◆ Stated problem ◆
Reproduce the records below exactly as given.

◆ Data records ◆
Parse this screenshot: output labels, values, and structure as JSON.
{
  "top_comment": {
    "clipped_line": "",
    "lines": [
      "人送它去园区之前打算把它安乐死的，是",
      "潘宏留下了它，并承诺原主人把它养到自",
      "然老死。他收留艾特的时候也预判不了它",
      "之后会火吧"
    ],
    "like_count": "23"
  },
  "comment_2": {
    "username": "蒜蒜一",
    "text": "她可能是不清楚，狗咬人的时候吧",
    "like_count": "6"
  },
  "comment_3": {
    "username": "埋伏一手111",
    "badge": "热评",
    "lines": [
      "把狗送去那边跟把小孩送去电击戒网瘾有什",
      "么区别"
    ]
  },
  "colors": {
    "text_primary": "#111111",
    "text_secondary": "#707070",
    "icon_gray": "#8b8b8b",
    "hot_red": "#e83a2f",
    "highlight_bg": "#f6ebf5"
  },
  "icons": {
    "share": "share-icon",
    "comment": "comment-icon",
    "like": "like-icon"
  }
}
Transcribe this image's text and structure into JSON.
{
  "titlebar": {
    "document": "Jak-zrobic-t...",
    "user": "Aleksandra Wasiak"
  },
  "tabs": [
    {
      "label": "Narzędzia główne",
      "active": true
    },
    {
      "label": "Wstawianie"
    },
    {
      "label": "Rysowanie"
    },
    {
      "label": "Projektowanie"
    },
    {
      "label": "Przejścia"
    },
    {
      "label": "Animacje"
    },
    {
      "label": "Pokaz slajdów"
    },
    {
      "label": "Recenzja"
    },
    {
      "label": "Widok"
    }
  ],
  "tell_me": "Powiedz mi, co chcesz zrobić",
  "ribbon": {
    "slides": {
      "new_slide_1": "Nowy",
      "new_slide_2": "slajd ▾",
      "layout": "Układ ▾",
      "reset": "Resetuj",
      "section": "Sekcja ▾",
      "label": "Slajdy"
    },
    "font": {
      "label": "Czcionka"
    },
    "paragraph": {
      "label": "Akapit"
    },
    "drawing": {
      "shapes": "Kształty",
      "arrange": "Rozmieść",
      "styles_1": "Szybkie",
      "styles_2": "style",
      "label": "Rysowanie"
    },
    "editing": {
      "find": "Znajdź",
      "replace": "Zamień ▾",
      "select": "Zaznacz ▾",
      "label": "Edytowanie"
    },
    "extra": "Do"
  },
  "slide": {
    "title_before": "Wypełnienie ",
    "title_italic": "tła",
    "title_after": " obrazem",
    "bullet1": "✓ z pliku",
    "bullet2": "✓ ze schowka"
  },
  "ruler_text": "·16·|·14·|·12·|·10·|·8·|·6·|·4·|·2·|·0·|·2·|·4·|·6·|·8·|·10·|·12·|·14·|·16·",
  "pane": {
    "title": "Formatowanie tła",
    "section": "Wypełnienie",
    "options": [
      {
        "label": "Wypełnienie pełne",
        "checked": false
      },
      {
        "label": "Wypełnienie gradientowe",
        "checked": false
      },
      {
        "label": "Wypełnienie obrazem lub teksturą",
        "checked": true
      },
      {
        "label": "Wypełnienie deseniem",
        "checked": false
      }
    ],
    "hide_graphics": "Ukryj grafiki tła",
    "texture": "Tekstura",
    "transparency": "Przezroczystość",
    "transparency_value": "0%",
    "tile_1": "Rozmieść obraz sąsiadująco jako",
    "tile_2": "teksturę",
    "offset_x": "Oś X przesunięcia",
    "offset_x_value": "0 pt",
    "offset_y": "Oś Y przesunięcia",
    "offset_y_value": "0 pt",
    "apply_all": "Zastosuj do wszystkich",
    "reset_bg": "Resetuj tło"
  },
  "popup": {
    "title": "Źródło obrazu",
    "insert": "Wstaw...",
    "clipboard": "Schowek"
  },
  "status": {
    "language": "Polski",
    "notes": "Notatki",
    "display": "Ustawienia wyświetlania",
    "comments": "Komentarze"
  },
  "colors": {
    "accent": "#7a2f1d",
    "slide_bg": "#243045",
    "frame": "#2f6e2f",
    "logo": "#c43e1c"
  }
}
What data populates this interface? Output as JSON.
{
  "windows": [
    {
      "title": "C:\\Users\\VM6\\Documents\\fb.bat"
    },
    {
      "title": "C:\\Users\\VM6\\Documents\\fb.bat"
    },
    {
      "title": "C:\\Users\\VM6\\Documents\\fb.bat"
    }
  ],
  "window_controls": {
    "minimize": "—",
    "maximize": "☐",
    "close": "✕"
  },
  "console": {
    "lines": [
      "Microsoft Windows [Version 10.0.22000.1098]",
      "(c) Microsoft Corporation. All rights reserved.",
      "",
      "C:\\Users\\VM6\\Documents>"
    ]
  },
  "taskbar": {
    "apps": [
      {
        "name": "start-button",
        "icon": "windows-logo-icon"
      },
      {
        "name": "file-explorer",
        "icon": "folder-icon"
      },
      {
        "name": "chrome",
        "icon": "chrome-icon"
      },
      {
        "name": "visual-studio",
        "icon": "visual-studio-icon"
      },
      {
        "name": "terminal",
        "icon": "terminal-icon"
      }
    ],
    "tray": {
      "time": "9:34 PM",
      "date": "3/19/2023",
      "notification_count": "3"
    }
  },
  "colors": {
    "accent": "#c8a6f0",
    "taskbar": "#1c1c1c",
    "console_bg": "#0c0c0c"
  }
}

◆ Task response ◆
Parse this screenshot: output labels, values, and structure as JSON.
{
  "top_comment": {
    "clipped_line": "",
    "lines": [
      "人送它去园区之前打算把它安乐死的，是",
      "潘宏留下了它，并承诺原主人把它养到自",
      "然老死。他收留艾特的时候也预判不了它",
      "之后会火吧"
    ],
    "like_count": "23"
  },
  "comment_2": {
    "username": "蒜蒜一",
    "text": "她可能是不清楚，狗咬人的时候吧",
    "like_count": "6"
  },
  "comment_3": {
    "username": "埋伏一手111",
    "badge": "热评",
    "lines": [
      "把狗送去那边跟把小孩送去电击戒网瘾有什",
      "么区别"
    ]
  },
  "colors": {
    "text_primary": "#111111",
    "text_secondary": "#707070",
    "icon_gray": "#8b8b8b",
    "hot_red": "#e83a2f",
    "highlight_bg": "#f6ebf5"
  },
  "icons": {
    "share": "share-icon",
    "comment": "comment-icon",
    "like": "like-icon"
  }
}
Transcribe this image's text and structure into JSON.
{
  "titlebar": {
    "document": "Jak-zrobic-t...",
    "user": "Aleksandra Wasiak"
  },
  "tabs": [
    {
      "label": "Narzędzia główne",
      "active": true
    },
    {
      "label": "Wstawianie"
    },
    {
      "label": "Rysowanie"
    },
    {
      "label": "Projektowanie"
    },
    {
      "label": "Przejścia"
    },
    {
      "label": "Animacje"
    },
    {
      "label": "Pokaz slajdów"
    },
    {
      "label": "Recenzja"
    },
    {
      "label": "Widok"
    }
  ],
  "tell_me": "Powiedz mi, co chcesz zrobić",
  "ribbon": {
    "slides": {
      "new_slide_1": "Nowy",
      "new_slide_2": "slajd ▾",
      "layout": "Układ ▾",
      "reset": "Resetuj",
      "section": "Sekcja ▾",
      "label": "Slajdy"
    },
    "font": {
      "label": "Czcionka"
    },
    "paragraph": {
      "label": "Akapit"
    },
    "drawing": {
      "shapes": "Kształty",
      "arrange": "Rozmieść",
      "styles_1": "Szybkie",
      "styles_2": "style",
      "label": "Rysowanie"
    },
    "editing": {
      "find": "Znajdź",
      "replace": "Zamień ▾",
      "select": "Zaznacz ▾",
      "label": "Edytowanie"
    },
    "extra": "Do"
  },
  "slide": {
    "title_before": "Wypełnienie ",
    "title_italic": "tła",
    "title_after": " obrazem",
    "bullet1": "✓ z pliku",
    "bullet2": "✓ ze schowka"
  },
  "ruler_text": "·16·|·14·|·12·|·10·|·8·|·6·|·4·|·2·|·0·|·2·|·4·|·6·|·8·|·10·|·12·|·14·|·16·",
  "pane": {
    "title": "Formatowanie tła",
    "section": "Wypełnienie",
    "options": [
      {
        "label": "Wypełnienie pełne",
        "checked": false
      },
      {
        "label": "Wypełnienie gradientowe",
        "checked": false
      },
      {
        "label": "Wypełnienie obrazem lub teksturą",
        "checked": true
      },
      {
        "label": "Wypełnienie deseniem",
        "checked": false
      }
    ],
    "hide_graphics": "Ukryj grafiki tła",
    "texture": "Tekstura",
    "transparency": "Przezroczystość",
    "transparency_value": "0%",
    "tile_1": "Rozmieść obraz sąsiadująco jako",
    "tile_2": "teksturę",
    "offset_x": "Oś X przesunięcia",
    "offset_x_value": "0 pt",
    "offset_y": "Oś Y przesunięcia",
    "offset_y_value": "0 pt",
    "apply_all": "Zastosuj do wszystkich",
    "reset_bg": "Resetuj tło"
  },
  "popup": {
    "title": "Źródło obrazu",
    "insert": "Wstaw...",
    "clipboard": "Schowek"
  },
  "status": {
    "language": "Polski",
    "notes": "Notatki",
    "display": "Ustawienia wyświetlania",
    "comments": "Komentarze"
  },
  "colors": {
    "accent": "#7a2f1d",
    "slide_bg": "#243045",
    "frame": "#2f6e2f",
    "logo": "#c43e1c"
  }
}
What data populates this interface? Output as JSON.
{
  "windows": [
    {
      "title": "C:\\Users\\VM6\\Documents\\fb.bat"
    },
    {
      "title": "C:\\Users\\VM6\\Documents\\fb.bat"
    },
    {
      "title": "C:\\Users\\VM6\\Documents\\fb.bat"
    }
  ],
  "window_controls": {
    "minimize": "—",
    "maximize": "☐",
    "close": "✕"
  },
  "console": {
    "lines": [
      "Microsoft Windows [Version 10.0.22000.1098]",
      "(c) Microsoft Corporation. All rights reserved.",
      "",
      "C:\\Users\\VM6\\Documents>"
    ]
  },
  "taskbar": {
    "apps": [
      {
        "name": "start-button",
        "icon": "windows-logo-icon"
      },
      {
        "name": "file-explorer",
        "icon": "folder-icon"
      },
      {
        "name": "chrome",
        "icon": "chrome-icon"
      },
      {
        "name": "visual-studio",
        "icon": "visual-studio-icon"
      },
      {
        "name": "terminal",
        "icon": "terminal-icon"
      }
    ],
    "tray": {
      "time": "9:34 PM",
      "date": "3/19/2023",
      "notification_count": "3"
    }
  },
  "colors": {
    "accent": "#c8a6f0",
    "taskbar": "#1c1c1c",
    "console_bg": "#0c0c0c"
  }
}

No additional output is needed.